#### PASSAGE SHOWN

ARM SoC launched with Linux support (Linux Devices)

Posted Jan 9, 2009 22:21 UTC (Fri) by jgg (guest, #55211) [Link]

It is actually a pretty good idea if you combine it with kernel controlled code in the VDSO. Clearly operating on arbitrary user code is not a good idea..

Basically, the kernel has useful atomic_* function calls exported in its VDSO, if ever there is a preemption then during the context switch back to the suspended task the kernel checks if the PC is within the bad portion of the VDSO (two compares) and if so then it inspects the situation in more detail and adjusts the PC to return to the start of the atomic op function and tries again.

Similar precautions can be taken for signals and other cases. The basic structure of the atomic functions in the VDSO would be of the load locked/store conditional type with the kernel providing a loop back to start if the 'reservation' is lost.

User space simply links to these calls like normal VDSO linking. The VDSO is readonly to user space and has a unique physical and virtual address.

If generalized properly it could be efficiency neutral for userspace by being optimized to a specific CPU model. Certainly on ARM it has got to be a win if you need to support all CPU types. PPC and others with ll/sc it might be neutral, if the vdso functions are thick enough to replace what would have been a function call anyhow. Probably not useful on x86..

ARM SoC launched with Linux support (Linux Devices)

Posted Jan 9, 2009 13:52 UTC (Fri) by tialaramex (subscriber, #21167) [Link]

Because this is an unspeakable horror ?

Your approach grants one of the following:

• It's OK to give unprivileged userspace processes an unlimited quantum. Who needs an operating system anyway ?

• When the timer fires the atomic operation will be interrupted anyway, thus adding a complex feature which doesn't solve the problem.

The Linux kernel team presumably don't think either of these options is sane.

ARM SoC launched with Linux support (Linux Devices)

Posted Jan 9, 2009 15:17 UTC (Fri) by simlo (subscriber, #10866) [Link]

As you appearently understood from the idea, the timer should prevent the
user from getting unlimited CPU. What should happen if he does anyway? Send him a SIGILL and let him deal with it.

ARM SoC launched with Linux support (Linux Devices)

Posted Jan 9, 2009 15:45 UTC (Fri) by tialaramex (subscriber, #21167) [Link]

So, the user must absolutely avoid racing your timer, or he'll be punished with SIGILL. Thus the "feature" of disabling pre-emption becomes a thin wrapper around simple atomic ops only.

########

EXERCISE TASK A
In the listing below, transcribe every line from the one containing "Text: Total liabilities: Total" through the one containing "Text: Notes payable: Notes", both included.

#### TASK INPUTS

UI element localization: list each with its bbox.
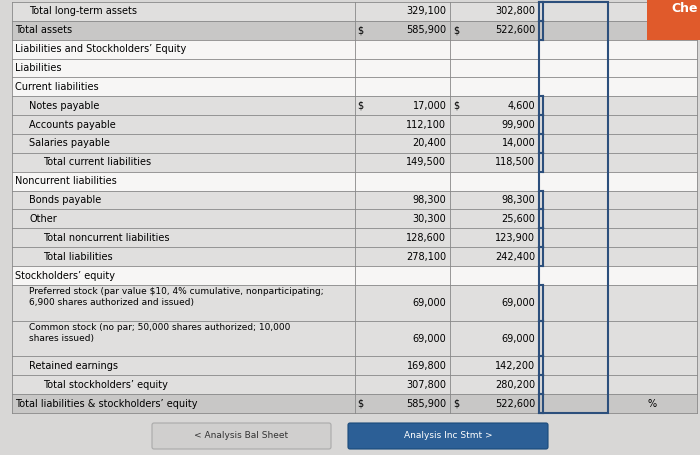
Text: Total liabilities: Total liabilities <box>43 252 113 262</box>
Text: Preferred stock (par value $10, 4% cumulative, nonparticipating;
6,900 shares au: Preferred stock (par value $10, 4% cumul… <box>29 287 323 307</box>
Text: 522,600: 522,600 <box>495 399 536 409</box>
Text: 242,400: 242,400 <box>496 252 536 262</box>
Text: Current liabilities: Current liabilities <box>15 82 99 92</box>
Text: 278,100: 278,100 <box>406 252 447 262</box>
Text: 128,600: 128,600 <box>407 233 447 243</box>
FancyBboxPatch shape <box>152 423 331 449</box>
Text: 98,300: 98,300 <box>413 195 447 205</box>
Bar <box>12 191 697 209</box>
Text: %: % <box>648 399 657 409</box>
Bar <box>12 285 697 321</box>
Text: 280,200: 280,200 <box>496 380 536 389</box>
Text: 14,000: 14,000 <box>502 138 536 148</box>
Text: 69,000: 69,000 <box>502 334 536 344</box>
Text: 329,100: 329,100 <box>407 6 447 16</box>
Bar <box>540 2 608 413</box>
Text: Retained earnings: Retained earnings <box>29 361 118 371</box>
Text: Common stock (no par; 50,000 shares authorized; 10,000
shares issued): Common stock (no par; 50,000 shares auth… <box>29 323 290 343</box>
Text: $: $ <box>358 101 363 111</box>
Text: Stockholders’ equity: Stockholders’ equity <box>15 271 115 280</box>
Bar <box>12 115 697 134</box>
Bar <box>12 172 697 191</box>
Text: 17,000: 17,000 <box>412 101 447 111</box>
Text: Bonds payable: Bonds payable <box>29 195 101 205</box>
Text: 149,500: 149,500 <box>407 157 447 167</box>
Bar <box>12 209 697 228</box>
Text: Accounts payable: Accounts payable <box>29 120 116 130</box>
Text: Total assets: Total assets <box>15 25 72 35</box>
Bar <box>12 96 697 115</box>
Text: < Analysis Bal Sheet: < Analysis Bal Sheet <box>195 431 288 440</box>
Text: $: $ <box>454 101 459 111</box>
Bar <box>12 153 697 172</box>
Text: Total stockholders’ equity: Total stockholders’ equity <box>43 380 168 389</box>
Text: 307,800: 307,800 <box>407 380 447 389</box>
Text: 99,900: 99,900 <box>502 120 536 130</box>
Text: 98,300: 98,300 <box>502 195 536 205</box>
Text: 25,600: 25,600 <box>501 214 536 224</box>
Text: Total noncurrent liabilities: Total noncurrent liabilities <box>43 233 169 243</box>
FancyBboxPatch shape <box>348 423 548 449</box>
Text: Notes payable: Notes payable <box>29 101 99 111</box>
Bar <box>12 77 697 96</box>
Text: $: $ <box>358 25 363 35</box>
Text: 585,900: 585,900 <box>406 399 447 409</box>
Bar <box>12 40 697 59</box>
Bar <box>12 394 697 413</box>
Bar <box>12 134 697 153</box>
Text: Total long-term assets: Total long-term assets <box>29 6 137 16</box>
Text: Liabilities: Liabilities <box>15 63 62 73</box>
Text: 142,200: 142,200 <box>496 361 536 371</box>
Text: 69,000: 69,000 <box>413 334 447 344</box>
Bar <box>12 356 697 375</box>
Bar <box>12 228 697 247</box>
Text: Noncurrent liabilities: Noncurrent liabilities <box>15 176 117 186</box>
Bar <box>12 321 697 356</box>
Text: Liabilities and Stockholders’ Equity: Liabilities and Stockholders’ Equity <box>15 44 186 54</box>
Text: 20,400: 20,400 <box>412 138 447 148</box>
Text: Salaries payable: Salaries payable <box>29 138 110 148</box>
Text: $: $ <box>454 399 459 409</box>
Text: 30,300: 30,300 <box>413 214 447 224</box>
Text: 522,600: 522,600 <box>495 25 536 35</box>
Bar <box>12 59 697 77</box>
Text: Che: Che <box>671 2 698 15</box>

########

EXERCISE TASK B
Reproduce word for word the stretch of the forum thread from "As you appearently" through "atomic ops only.".

EXERCISE RESULT A
Text: Total liabilities: Total liabilities <box>43 252 113 262</box>
Text: Preferred stock (par value $10, 4% cumulative, nonparticipating;
6,900 shares au: Preferred stock (par value $10, 4% cumul… <box>29 287 323 307</box>
Text: 522,600: 522,600 <box>495 399 536 409</box>
Text: 242,400: 242,400 <box>496 252 536 262</box>
Text: Current liabilities: Current liabilities <box>15 82 99 92</box>
Text: 278,100: 278,100 <box>406 252 447 262</box>
Text: 128,600: 128,600 <box>407 233 447 243</box>
FancyBboxPatch shape <box>152 423 331 449</box>
Text: 98,300: 98,300 <box>413 195 447 205</box>
Bar <box>12 191 697 209</box>
Text: %: % <box>648 399 657 409</box>
Bar <box>12 285 697 321</box>
Text: 280,200: 280,200 <box>496 380 536 389</box>
Text: 14,000: 14,000 <box>502 138 536 148</box>
Text: 69,000: 69,000 <box>502 334 536 344</box>
Text: 329,100: 329,100 <box>407 6 447 16</box>
Bar <box>540 2 608 413</box>
Text: Retained earnings: Retained earnings <box>29 361 118 371</box>
Text: Common stock (no par; 50,000 shares authorized; 10,000
shares issued): Common stock (no par; 50,000 shares auth… <box>29 323 290 343</box>
Text: $: $ <box>358 101 363 111</box>
Text: Stockholders’ equity: Stockholders’ equity <box>15 271 115 280</box>
Bar <box>12 115 697 134</box>
Bar <box>12 172 697 191</box>
Text: 17,000: 17,000 <box>412 101 447 111</box>
Text: Bonds payable: Bonds payable <box>29 195 101 205</box>
Text: 149,500: 149,500 <box>407 157 447 167</box>
Bar <box>12 209 697 228</box>
Text: Accounts payable: Accounts payable <box>29 120 116 130</box>
Text: Total assets: Total assets <box>15 25 72 35</box>
Bar <box>12 96 697 115</box>
Text: < Analysis Bal Sheet: < Analysis Bal Sheet <box>195 431 288 440</box>
Text: $: $ <box>454 101 459 111</box>
Bar <box>12 153 697 172</box>
Text: Total stockholders’ equity: Total stockholders’ equity <box>43 380 168 389</box>
Text: 307,800: 307,800 <box>407 380 447 389</box>
Text: 99,900: 99,900 <box>502 120 536 130</box>
Text: 98,300: 98,300 <box>502 195 536 205</box>
Text: 25,600: 25,600 <box>501 214 536 224</box>
Text: Total noncurrent liabilities: Total noncurrent liabilities <box>43 233 169 243</box>
FancyBboxPatch shape <box>348 423 548 449</box>
Text: Notes payable: Notes payable <box>29 101 99 111</box>

EXERCISE RESULT B
As you appearently understood from the idea, the timer should prevent the
user from getting unlimited CPU. What should happen if he does anyway? Send him a SIGILL and let him deal with it.

ARM SoC launched with Linux support (Linux Devices)

Posted Jan 9, 2009 15:45 UTC (Fri) by tialaramex (subscriber, #21167) [Link]

So, the user must absolutely avoid racing your timer, or he'll be punished with SIGILL. Thus the "feature" of disabling pre-emption becomes a thin wrapper around simple atomic ops only.